Given data:
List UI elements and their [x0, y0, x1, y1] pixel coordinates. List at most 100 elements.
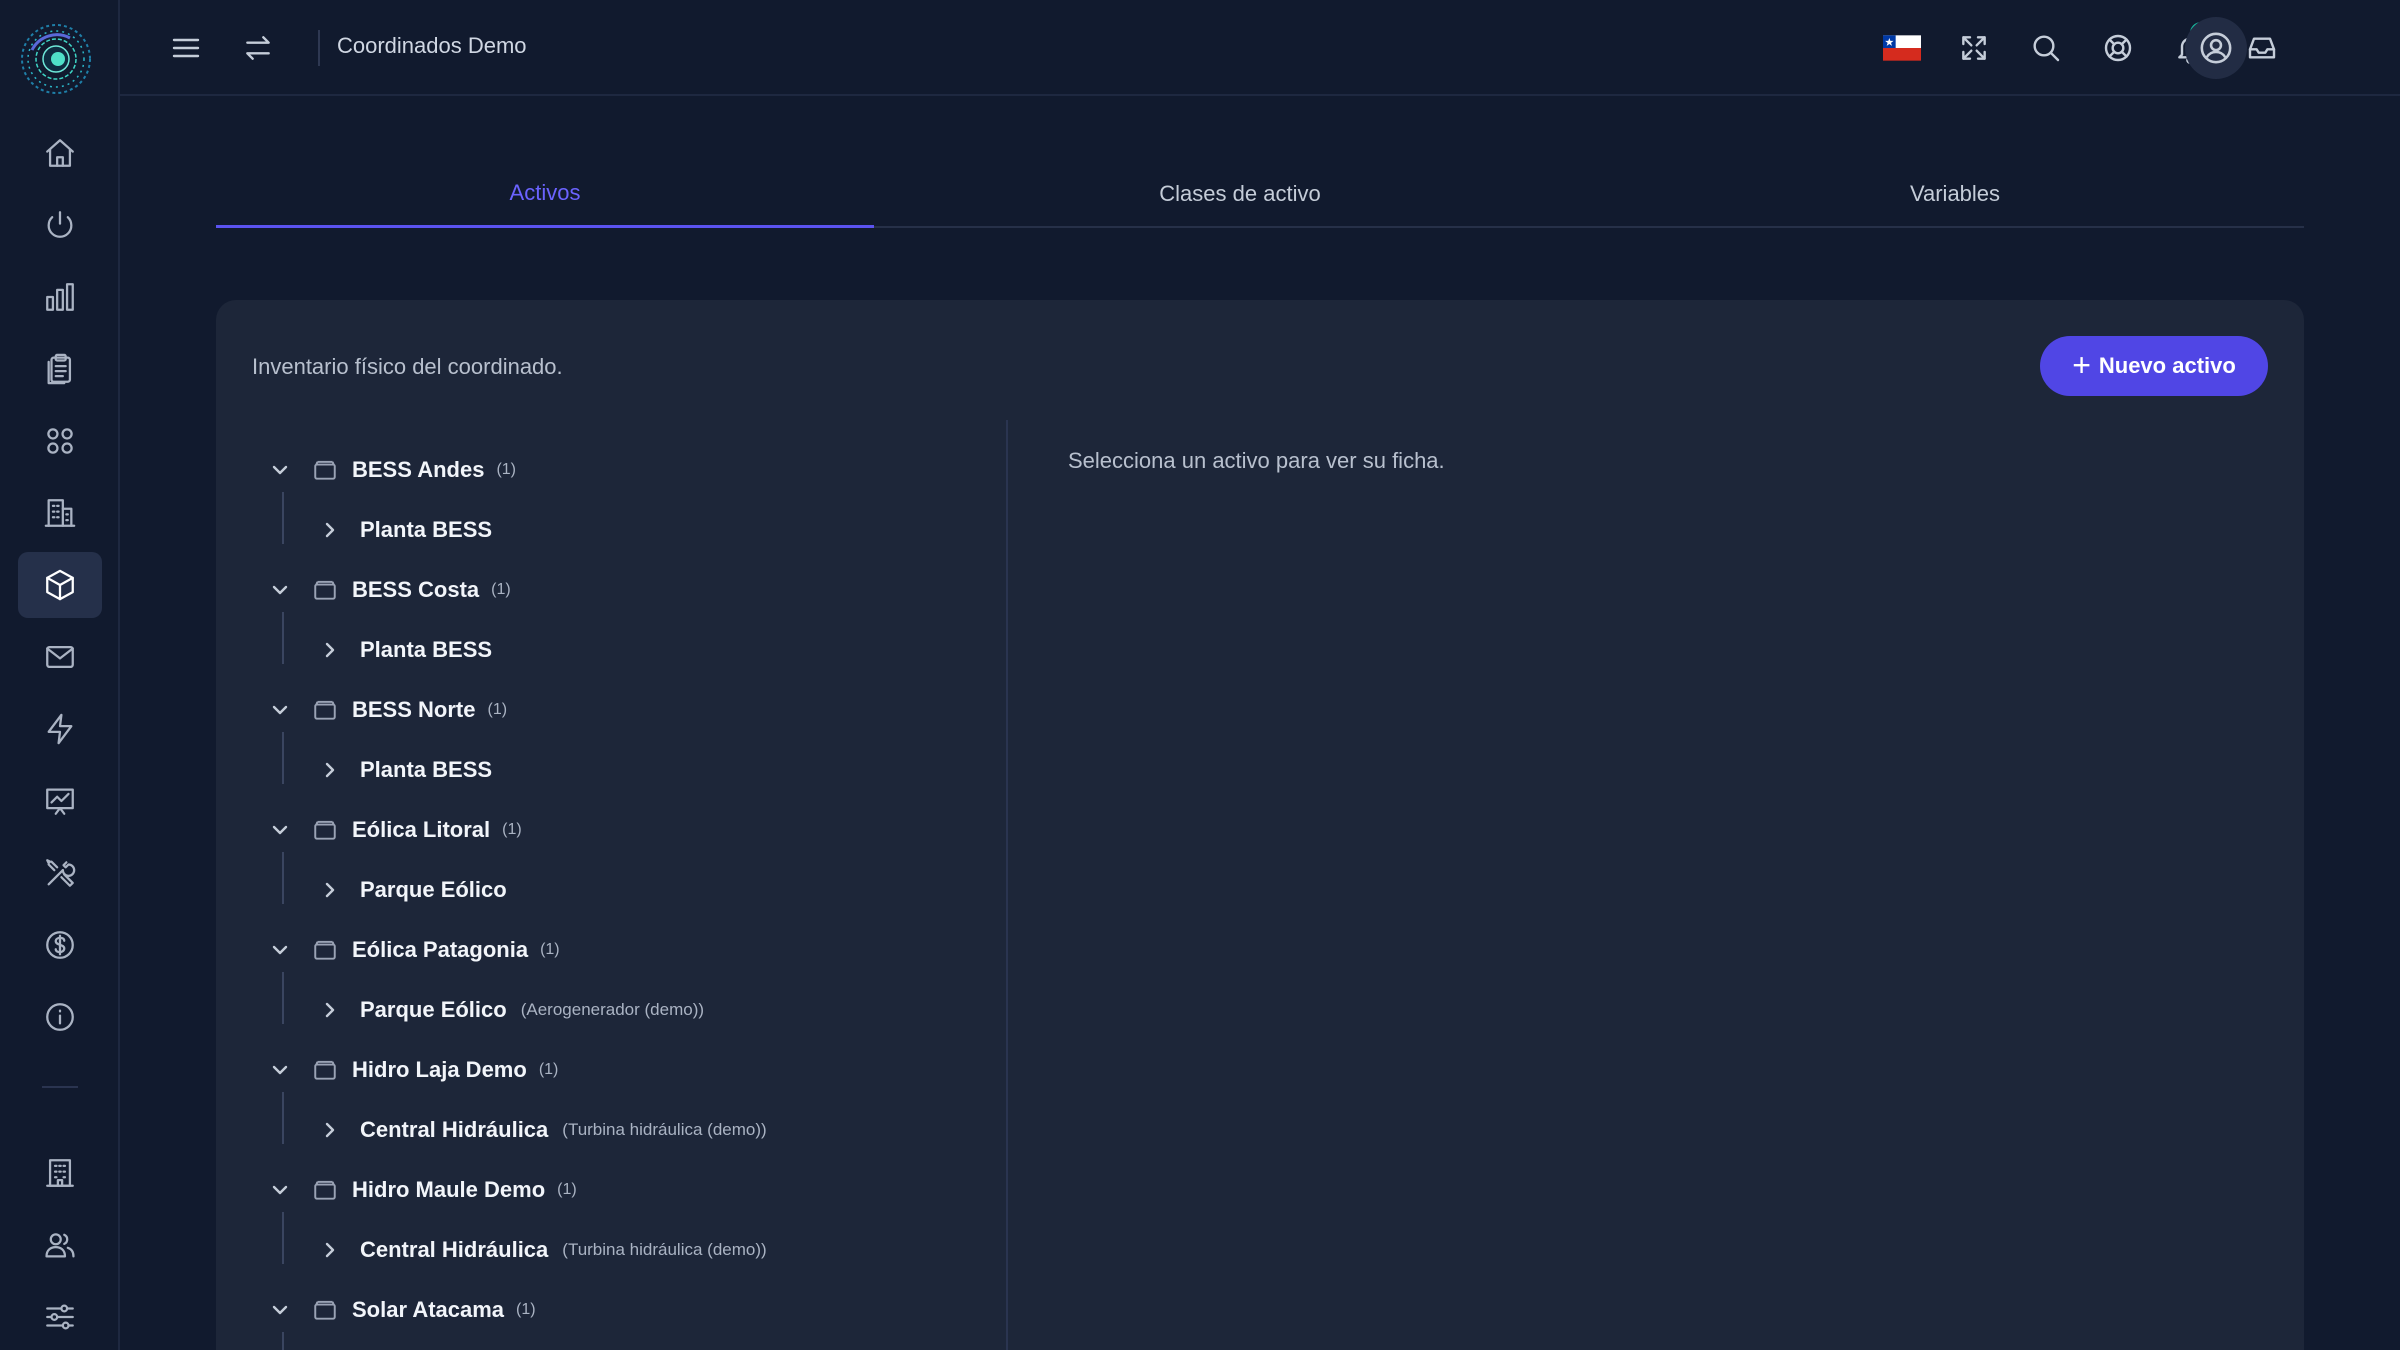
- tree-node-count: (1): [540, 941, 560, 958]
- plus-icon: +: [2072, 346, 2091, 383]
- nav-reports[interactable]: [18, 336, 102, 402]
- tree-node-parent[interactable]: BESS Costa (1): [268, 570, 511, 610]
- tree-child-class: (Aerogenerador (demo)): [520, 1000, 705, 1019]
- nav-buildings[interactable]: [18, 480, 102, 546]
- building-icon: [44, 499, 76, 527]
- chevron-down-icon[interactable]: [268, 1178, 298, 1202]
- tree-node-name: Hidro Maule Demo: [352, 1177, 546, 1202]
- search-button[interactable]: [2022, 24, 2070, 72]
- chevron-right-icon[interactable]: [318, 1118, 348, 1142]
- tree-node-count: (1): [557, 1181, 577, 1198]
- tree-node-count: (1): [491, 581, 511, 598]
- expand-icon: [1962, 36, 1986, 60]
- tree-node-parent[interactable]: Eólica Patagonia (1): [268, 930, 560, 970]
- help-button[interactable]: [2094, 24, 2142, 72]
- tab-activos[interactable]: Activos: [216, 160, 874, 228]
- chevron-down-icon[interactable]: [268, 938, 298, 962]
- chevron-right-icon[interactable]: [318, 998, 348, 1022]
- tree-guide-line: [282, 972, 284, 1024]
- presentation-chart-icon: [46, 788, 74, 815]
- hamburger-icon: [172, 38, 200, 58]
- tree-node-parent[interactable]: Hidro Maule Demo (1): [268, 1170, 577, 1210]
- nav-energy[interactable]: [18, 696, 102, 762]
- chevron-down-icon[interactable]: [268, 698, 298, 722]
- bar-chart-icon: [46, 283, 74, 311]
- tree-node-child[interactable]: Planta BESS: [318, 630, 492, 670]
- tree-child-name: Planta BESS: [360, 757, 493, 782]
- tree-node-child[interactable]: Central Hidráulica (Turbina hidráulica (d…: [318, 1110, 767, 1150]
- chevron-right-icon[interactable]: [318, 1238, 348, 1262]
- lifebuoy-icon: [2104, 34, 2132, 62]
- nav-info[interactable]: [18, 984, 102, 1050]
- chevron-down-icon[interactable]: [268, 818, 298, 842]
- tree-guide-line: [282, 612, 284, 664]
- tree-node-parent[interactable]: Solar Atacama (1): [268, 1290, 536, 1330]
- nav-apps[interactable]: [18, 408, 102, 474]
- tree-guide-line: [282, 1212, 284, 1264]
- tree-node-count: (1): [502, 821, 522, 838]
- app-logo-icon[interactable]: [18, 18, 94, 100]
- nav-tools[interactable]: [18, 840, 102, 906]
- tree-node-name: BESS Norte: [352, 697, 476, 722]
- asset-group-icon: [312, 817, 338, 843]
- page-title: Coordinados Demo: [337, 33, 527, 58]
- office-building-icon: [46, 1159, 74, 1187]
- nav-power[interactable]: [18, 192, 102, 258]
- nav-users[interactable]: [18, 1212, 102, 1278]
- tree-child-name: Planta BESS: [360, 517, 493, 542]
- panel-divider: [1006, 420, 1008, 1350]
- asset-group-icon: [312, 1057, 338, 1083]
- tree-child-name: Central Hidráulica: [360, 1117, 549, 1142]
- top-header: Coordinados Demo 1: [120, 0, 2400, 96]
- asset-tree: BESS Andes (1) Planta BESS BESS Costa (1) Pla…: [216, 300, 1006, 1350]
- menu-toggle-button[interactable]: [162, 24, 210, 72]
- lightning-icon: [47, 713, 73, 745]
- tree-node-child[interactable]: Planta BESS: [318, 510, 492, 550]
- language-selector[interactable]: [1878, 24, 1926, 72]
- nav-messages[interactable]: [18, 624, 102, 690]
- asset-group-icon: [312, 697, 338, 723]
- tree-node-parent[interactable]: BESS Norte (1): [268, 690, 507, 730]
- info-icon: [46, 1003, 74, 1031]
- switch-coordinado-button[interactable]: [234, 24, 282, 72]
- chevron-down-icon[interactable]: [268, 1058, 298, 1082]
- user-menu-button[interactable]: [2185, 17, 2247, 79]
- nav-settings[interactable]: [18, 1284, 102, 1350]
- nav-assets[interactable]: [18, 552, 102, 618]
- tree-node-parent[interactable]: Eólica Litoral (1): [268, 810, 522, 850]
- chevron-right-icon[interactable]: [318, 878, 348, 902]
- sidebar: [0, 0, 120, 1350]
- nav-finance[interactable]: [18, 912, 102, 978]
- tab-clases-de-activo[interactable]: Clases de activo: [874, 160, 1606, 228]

Written instruction:
From the items above, pull out every line that contains the word "Hidráulica". Case counts.

Reply to the exercise:
- tree-node-child[interactable]: Central Hidráulica (Turbina hidráulica (d…: [318, 1110, 767, 1150]
- tree-child-name: Central Hidráulica: [360, 1117, 549, 1142]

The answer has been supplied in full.